------ Excerpted text

Osteoporosis

Why an Osteoporosis Drug Works

Raloxifene is a U.S. Food and Drug Administration (FDA)-approved treatment for decreasing fracture risk in osteoporosis. While raloxifene is as effective at reducing fracture risk as other current treatments, the medication works only partially by suppressing bone loss. With the use of wide- and small-angle x-ray scattering (WAXS and SAXS, respectively), researchers carried out experiments at the U.S. Department of Energy’s (DOE’s) Advanced Photon Source (APS) at Argonne National Laboratory that revealed an additional mechanism underlying raloxifene action that provides an explanation for how this drug can achieve equivalent clinical benefit.

A release from the laboratory explains that Tthese data, together with complementary techniques, help define a novel mechanism by which raloxifene increases inherent bone toughness.

In osteoporosis, decreased bone density increases the risk of fracture. All current drugs for treatment of this disease act upon living cells within the bone matrix to either decrease bone resorption, a process by which the mineral components of bone are broken down and released into the bloodstream, or to increase net bone formation during remodeling, a process by which bone is also broken down but then reforms bone. In either case, treatment results in an overall increase in bone density, and therefore a reduction in fracture risk.

------------
------ Recorded data

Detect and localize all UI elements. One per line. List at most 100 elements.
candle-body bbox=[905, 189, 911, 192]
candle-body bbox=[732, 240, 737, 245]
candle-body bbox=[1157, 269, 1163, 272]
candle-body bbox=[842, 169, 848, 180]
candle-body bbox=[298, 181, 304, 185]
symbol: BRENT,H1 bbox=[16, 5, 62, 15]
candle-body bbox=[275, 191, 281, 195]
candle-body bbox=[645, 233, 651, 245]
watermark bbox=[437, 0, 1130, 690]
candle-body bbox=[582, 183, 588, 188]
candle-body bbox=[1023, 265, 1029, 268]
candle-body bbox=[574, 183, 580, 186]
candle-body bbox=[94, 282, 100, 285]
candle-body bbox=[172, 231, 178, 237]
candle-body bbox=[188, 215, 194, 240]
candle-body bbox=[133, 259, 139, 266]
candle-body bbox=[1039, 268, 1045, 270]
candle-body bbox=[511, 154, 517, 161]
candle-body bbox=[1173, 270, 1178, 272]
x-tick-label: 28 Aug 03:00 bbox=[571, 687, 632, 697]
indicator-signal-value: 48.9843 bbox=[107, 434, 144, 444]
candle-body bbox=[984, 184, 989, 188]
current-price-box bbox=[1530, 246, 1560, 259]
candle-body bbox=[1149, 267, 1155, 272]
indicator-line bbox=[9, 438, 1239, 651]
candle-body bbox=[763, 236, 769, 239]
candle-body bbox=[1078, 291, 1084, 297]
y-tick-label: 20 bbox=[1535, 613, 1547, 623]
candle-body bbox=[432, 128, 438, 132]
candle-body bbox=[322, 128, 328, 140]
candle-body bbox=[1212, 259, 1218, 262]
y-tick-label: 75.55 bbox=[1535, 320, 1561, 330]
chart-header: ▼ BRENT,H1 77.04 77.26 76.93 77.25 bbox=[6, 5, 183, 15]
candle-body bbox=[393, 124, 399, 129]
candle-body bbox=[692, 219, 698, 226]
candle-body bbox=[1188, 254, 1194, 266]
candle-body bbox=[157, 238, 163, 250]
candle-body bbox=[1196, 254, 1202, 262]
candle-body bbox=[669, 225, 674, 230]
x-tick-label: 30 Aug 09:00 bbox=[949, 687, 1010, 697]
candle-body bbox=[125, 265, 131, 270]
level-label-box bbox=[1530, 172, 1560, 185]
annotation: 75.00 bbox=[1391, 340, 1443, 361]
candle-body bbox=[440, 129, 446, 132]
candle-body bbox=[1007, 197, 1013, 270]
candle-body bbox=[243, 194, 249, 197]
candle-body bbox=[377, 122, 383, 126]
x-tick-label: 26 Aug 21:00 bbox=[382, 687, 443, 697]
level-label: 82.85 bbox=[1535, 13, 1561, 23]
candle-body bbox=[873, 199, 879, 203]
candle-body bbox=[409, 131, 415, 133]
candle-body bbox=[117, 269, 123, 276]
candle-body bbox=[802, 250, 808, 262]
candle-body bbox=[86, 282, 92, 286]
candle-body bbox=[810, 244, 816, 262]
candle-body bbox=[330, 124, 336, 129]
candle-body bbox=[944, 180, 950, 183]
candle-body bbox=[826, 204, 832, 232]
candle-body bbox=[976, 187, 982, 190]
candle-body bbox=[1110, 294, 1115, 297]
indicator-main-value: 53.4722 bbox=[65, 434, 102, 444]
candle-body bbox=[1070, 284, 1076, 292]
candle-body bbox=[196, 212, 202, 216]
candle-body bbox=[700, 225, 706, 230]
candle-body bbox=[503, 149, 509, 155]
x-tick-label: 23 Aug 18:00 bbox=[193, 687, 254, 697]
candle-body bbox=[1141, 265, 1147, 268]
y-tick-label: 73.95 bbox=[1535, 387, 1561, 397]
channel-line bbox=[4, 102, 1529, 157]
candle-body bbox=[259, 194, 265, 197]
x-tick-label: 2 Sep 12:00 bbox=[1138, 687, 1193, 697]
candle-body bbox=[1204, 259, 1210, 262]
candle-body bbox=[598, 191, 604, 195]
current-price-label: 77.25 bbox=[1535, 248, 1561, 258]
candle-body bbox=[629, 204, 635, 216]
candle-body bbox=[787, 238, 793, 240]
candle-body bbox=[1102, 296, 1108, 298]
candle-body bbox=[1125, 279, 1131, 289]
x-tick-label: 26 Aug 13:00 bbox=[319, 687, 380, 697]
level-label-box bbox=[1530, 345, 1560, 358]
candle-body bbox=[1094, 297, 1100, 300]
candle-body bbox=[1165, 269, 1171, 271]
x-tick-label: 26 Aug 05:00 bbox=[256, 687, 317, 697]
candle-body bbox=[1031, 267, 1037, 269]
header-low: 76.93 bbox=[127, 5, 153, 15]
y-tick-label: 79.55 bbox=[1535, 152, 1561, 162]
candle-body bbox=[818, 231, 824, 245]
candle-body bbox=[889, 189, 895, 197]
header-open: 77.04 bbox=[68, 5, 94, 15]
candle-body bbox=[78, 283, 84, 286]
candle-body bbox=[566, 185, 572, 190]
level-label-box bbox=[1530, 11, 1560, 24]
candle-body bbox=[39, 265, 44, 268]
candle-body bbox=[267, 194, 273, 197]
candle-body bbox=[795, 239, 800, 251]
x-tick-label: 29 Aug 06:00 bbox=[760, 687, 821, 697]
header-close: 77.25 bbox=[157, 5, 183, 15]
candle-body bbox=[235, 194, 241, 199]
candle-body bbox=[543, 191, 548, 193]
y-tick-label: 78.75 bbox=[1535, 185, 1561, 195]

------------

→ What you need to do:
**a.** Answer these questions from the text on the osteoporosis drug raloxifene, one per line:
(i) At which facility did researchers carry out the x-ray scattering experiments?
(ii) According to the release, what does raloxifene increase?
(iii) In osteoporosis, what increases the risk of fracture?
**b.** From the text on the osteoporosis drug raloxifene, retype the stretch from "Why an Osteoporosis" through "equivalent clinical benefit." with no changes.

→ Task answers:
**a.**
(i) The U.S. Department of Energy's Advanced Photon Source (APS) at Argonne National Laboratory.
(ii) Inherent bone toughness.
(iii) Decreased bone density.

**b.**
Why an Osteoporosis Drug Works

Raloxifene is a U.S. Food and Drug Administration (FDA)-approved treatment for decreasing fracture risk in osteoporosis. While raloxifene is as effective at reducing fracture risk as other current treatments, the medication works only partially by suppressing bone loss. With the use of wide- and small-angle x-ray scattering (WAXS and SAXS, respectively), researchers carried out experiments at the U.S. Department of Energy’s (DOE’s) Advanced Photon Source (APS) at Argonne National Laboratory that revealed an additional mechanism underlying raloxifene action that provides an explanation for how this drug can achieve equivalent clinical benefit.